[Dataset records]

────────────────────

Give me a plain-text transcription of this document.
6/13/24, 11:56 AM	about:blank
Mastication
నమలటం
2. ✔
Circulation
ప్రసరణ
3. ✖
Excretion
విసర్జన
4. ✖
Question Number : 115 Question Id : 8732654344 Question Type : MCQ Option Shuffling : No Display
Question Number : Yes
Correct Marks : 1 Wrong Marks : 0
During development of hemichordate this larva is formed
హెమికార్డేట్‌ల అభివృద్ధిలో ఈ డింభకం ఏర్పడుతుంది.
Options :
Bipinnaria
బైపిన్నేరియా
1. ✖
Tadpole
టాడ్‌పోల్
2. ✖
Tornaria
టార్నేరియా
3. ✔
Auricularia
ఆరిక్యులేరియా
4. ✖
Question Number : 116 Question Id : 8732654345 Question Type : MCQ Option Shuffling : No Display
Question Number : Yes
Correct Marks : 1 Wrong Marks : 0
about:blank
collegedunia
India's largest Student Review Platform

────────────────────

■ **Set task**: Gather, from the listing above, every line carrying the word "Number".

■ **Written response**:
Question Number : 115 Question Id : 8732654344 Question Type : MCQ Option Shuffling : No Display
Question Number : Yes
Question Number : 116 Question Id : 8732654345 Question Type : MCQ Option Shuffling : No Display
Question Number : Yes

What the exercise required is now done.